'''
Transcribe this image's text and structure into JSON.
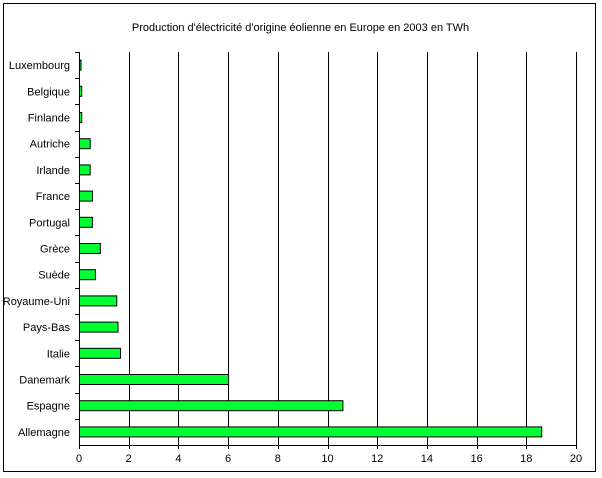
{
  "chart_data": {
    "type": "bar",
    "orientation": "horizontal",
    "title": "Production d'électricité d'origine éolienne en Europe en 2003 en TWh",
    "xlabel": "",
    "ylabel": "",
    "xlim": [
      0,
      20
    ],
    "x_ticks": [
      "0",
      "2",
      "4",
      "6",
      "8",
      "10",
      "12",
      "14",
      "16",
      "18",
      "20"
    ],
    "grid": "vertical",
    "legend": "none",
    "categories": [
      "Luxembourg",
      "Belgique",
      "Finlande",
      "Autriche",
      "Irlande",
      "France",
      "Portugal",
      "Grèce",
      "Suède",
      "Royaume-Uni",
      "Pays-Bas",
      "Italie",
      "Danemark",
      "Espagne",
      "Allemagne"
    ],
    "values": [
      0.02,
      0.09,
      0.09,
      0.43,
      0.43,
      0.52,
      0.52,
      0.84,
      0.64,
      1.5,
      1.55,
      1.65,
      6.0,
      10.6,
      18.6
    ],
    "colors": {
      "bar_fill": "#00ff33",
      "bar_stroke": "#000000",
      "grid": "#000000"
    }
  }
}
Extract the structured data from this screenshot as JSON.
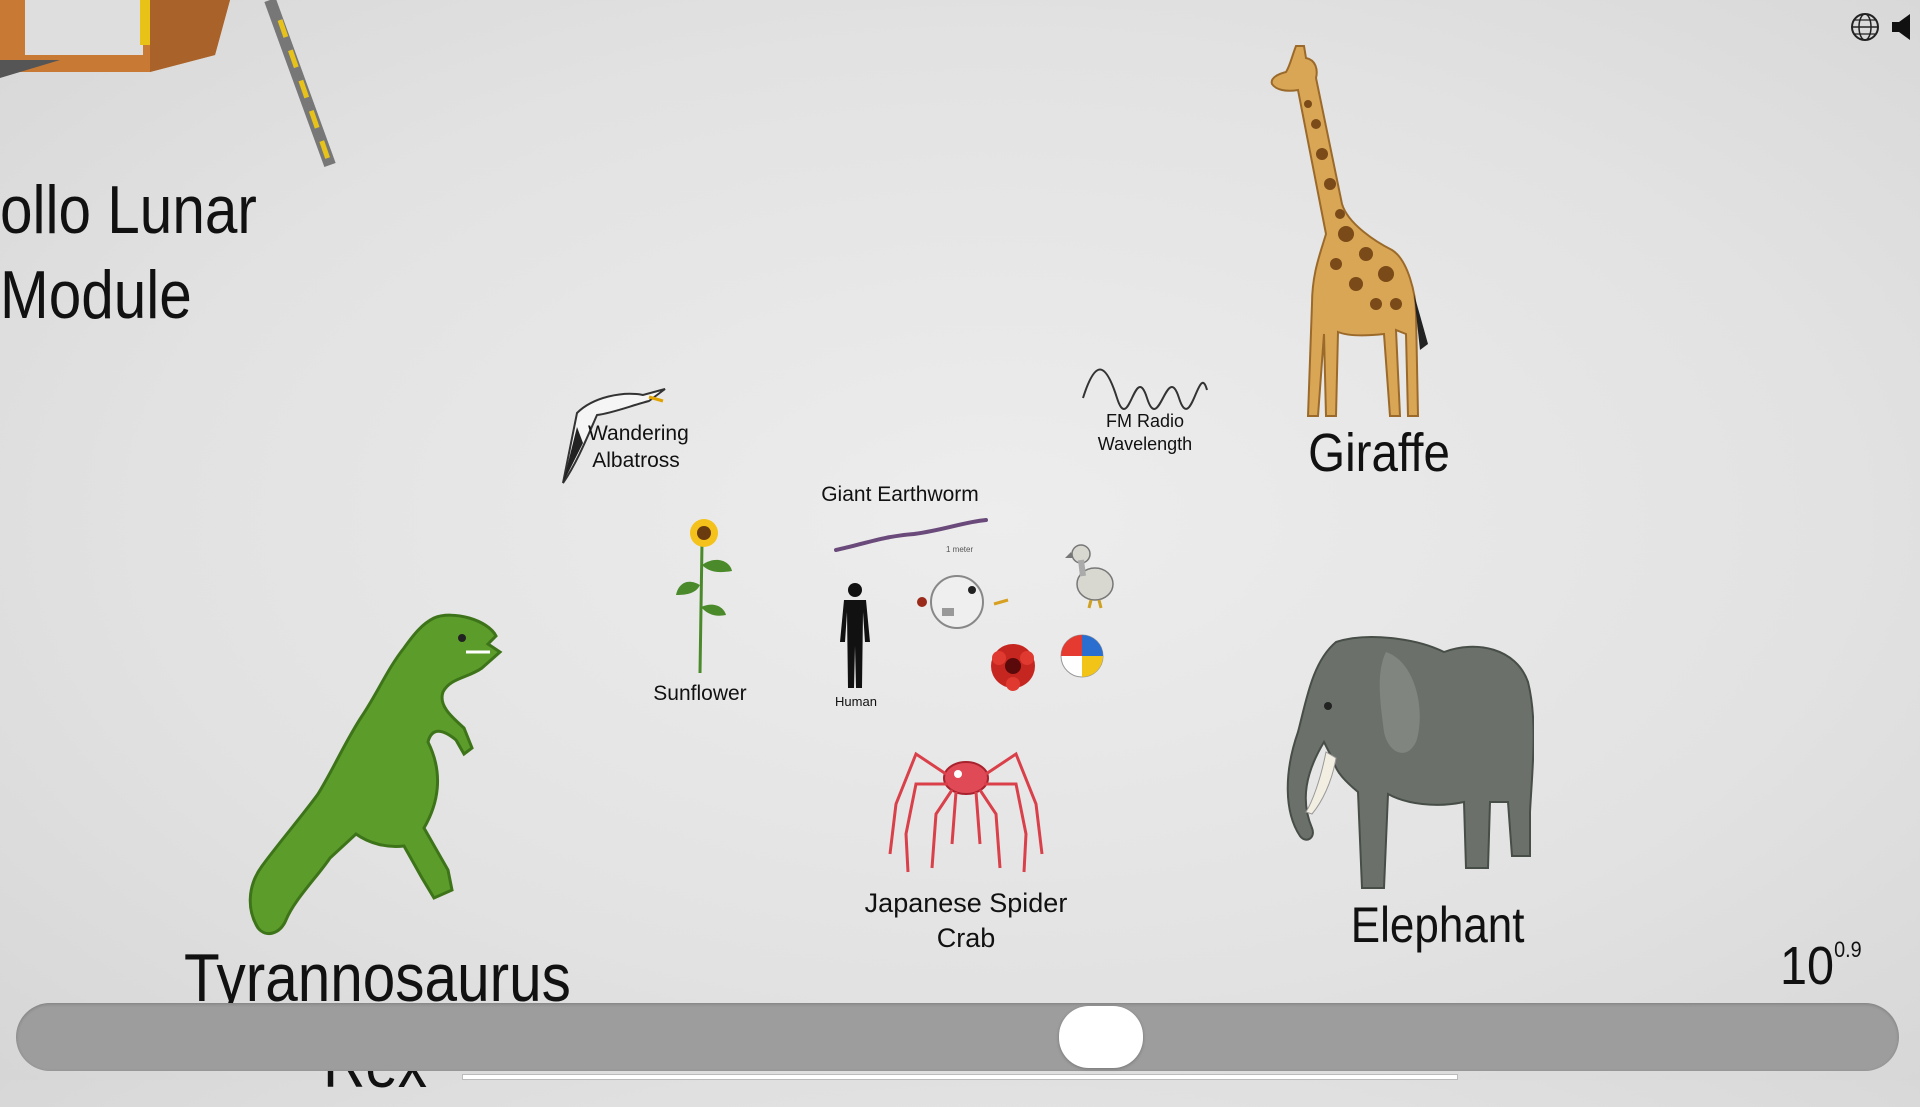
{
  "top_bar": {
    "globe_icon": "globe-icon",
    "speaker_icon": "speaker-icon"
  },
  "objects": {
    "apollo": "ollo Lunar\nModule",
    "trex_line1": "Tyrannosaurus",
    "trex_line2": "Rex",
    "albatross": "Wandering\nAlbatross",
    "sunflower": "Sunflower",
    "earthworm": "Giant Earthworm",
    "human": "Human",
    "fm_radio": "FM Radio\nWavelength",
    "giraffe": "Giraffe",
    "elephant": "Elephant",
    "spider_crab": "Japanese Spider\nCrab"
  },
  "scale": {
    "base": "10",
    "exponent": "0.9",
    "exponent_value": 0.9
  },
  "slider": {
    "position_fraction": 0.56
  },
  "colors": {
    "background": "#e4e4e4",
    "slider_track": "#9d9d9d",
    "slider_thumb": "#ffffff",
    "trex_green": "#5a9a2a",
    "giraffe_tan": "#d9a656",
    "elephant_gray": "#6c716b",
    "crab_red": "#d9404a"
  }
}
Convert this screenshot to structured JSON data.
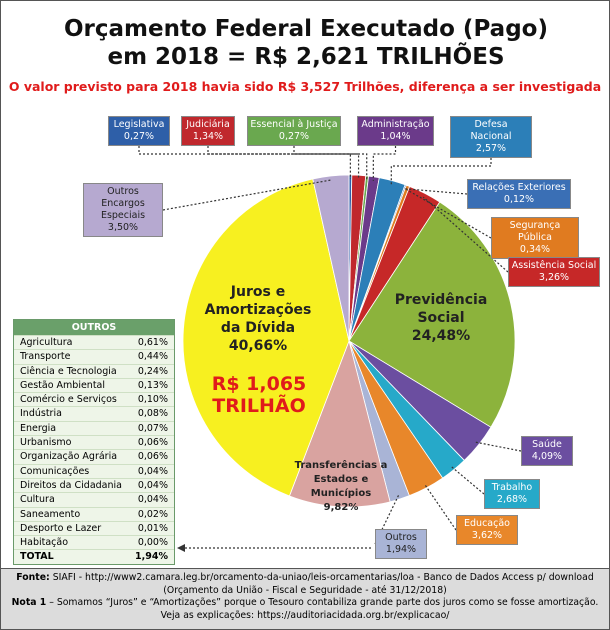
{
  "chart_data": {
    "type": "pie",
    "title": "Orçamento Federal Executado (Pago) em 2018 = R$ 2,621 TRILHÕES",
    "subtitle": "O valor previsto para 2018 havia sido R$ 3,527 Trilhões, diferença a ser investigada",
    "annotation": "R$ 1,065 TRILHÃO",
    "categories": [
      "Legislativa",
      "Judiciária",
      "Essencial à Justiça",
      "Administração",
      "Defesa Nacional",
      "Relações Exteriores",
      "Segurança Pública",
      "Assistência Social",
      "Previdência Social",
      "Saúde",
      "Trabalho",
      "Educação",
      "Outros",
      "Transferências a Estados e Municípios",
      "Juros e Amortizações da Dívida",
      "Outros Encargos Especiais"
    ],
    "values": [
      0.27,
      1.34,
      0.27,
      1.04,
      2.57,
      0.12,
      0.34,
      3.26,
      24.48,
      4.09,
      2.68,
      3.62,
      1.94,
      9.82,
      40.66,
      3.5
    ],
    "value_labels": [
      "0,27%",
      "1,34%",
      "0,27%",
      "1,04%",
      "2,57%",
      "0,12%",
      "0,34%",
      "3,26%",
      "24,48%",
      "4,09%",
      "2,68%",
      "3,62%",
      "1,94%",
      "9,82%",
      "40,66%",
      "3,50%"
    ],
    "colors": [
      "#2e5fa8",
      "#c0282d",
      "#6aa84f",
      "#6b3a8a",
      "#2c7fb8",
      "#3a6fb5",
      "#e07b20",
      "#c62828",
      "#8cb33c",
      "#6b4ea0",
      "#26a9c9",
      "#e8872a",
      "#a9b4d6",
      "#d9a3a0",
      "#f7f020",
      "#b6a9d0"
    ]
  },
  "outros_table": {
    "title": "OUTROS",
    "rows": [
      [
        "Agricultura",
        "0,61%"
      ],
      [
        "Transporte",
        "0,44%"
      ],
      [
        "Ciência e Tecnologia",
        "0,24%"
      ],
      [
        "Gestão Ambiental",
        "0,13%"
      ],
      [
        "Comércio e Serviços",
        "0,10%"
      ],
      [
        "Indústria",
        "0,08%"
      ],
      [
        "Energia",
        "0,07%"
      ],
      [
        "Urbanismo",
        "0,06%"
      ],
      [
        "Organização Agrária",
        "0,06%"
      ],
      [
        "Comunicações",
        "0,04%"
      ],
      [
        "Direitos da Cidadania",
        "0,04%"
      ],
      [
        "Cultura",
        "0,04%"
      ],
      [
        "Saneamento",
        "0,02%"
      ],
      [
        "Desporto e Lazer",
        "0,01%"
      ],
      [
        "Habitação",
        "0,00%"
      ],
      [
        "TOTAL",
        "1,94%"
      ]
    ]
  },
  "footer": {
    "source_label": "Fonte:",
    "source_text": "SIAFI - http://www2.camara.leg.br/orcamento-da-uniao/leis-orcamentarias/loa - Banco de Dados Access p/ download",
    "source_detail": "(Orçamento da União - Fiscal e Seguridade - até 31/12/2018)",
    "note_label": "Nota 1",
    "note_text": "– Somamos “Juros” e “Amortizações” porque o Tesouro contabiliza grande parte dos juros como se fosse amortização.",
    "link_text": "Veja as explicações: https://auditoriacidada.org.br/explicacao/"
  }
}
'''
-- Brief --
Repeat the material above in full and exactly, apart from the pictures.

-- Full response --
Transcribe this image's text and structure into JSON.
{
  "chart_data": {
    "type": "bar",
    "orientation": "horizontal",
    "title": "Production d'électricité d'origine éolienne en Europe en 2003 en TWh",
    "xlabel": "",
    "ylabel": "",
    "xlim": [
      0,
      20
    ],
    "x_ticks": [
      "0",
      "2",
      "4",
      "6",
      "8",
      "10",
      "12",
      "14",
      "16",
      "18",
      "20"
    ],
    "grid": "vertical",
    "legend": "none",
    "categories": [
      "Luxembourg",
      "Belgique",
      "Finlande",
      "Autriche",
      "Irlande",
      "France",
      "Portugal",
      "Grèce",
      "Suède",
      "Royaume-Uni",
      "Pays-Bas",
      "Italie",
      "Danemark",
      "Espagne",
      "Allemagne"
    ],
    "values": [
      0.02,
      0.09,
      0.09,
      0.43,
      0.43,
      0.52,
      0.52,
      0.84,
      0.64,
      1.5,
      1.55,
      1.65,
      6.0,
      10.6,
      18.6
    ],
    "colors": {
      "bar_fill": "#00ff33",
      "bar_stroke": "#000000",
      "grid": "#000000"
    }
  }
}
Extract the structured data from this screenshot as JSON.
{
  "top_bar": {
    "globe_icon": "globe-icon",
    "speaker_icon": "speaker-icon"
  },
  "objects": {
    "apollo": "ollo Lunar\nModule",
    "trex_line1": "Tyrannosaurus",
    "trex_line2": "Rex",
    "albatross": "Wandering\nAlbatross",
    "sunflower": "Sunflower",
    "earthworm": "Giant Earthworm",
    "human": "Human",
    "fm_radio": "FM Radio\nWavelength",
    "giraffe": "Giraffe",
    "elephant": "Elephant",
    "spider_crab": "Japanese Spider\nCrab"
  },
  "scale": {
    "base": "10",
    "exponent": "0.9",
    "exponent_value": 0.9
  },
  "slider": {
    "position_fraction": 0.56
  },
  "colors": {
    "background": "#e4e4e4",
    "slider_track": "#9d9d9d",
    "slider_thumb": "#ffffff",
    "trex_green": "#5a9a2a",
    "giraffe_tan": "#d9a656",
    "elephant_gray": "#6c716b",
    "crab_red": "#d9404a"
  }
}
Convert this screenshot to structured JSON data.
{
  "chart_data": {
    "type": "pie",
    "title": "Orçamento Federal Executado (Pago) em 2018 = R$ 2,621 TRILHÕES",
    "subtitle": "O valor previsto para 2018 havia sido R$ 3,527 Trilhões, diferença a ser investigada",
    "annotation": "R$ 1,065 TRILHÃO",
    "categories": [
      "Legislativa",
      "Judiciária",
      "Essencial à Justiça",
      "Administração",
      "Defesa Nacional",
      "Relações Exteriores",
      "Segurança Pública",
      "Assistência Social",
      "Previdência Social",
      "Saúde",
      "Trabalho",
      "Educação",
      "Outros",
      "Transferências a Estados e Municípios",
      "Juros e Amortizações da Dívida",
      "Outros Encargos Especiais"
    ],
    "values": [
      0.27,
      1.34,
      0.27,
      1.04,
      2.57,
      0.12,
      0.34,
      3.26,
      24.48,
      4.09,
      2.68,
      3.62,
      1.94,
      9.82,
      40.66,
      3.5
    ],
    "value_labels": [
      "0,27%",
      "1,34%",
      "0,27%",
      "1,04%",
      "2,57%",
      "0,12%",
      "0,34%",
      "3,26%",
      "24,48%",
      "4,09%",
      "2,68%",
      "3,62%",
      "1,94%",
      "9,82%",
      "40,66%",
      "3,50%"
    ],
    "colors": [
      "#2e5fa8",
      "#c0282d",
      "#6aa84f",
      "#6b3a8a",
      "#2c7fb8",
      "#3a6fb5",
      "#e07b20",
      "#c62828",
      "#8cb33c",
      "#6b4ea0",
      "#26a9c9",
      "#e8872a",
      "#a9b4d6",
      "#d9a3a0",
      "#f7f020",
      "#b6a9d0"
    ]
  },
  "outros_table": {
    "title": "OUTROS",
    "rows": [
      [
        "Agricultura",
        "0,61%"
      ],
      [
        "Transporte",
        "0,44%"
      ],
      [
        "Ciência e Tecnologia",
        "0,24%"
      ],
      [
        "Gestão Ambiental",
        "0,13%"
      ],
      [
        "Comércio e Serviços",
        "0,10%"
      ],
      [
        "Indústria",
        "0,08%"
      ],
      [
        "Energia",
        "0,07%"
      ],
      [
        "Urbanismo",
        "0,06%"
      ],
      [
        "Organização Agrária",
        "0,06%"
      ],
      [
        "Comunicações",
        "0,04%"
      ],
      [
        "Direitos da Cidadania",
        "0,04%"
      ],
      [
        "Cultura",
        "0,04%"
      ],
      [
        "Saneamento",
        "0,02%"
      ],
      [
        "Desporto e Lazer",
        "0,01%"
      ],
      [
        "Habitação",
        "0,00%"
      ],
      [
        "TOTAL",
        "1,94%"
      ]
    ]
  },
  "footer": {
    "source_label": "Fonte:",
    "source_text": "SIAFI - http://www2.camara.leg.br/orcamento-da-uniao/leis-orcamentarias/loa - Banco de Dados Access p/ download",
    "source_detail": "(Orçamento da União - Fiscal e Seguridade - até 31/12/2018)",
    "note_label": "Nota 1",
    "note_text": "– Somamos “Juros” e “Amortizações” porque o Tesouro contabiliza grande parte dos juros como se fosse amortização.",
    "link_text": "Veja as explicações: https://auditoriacidada.org.br/explicacao/"
  }
}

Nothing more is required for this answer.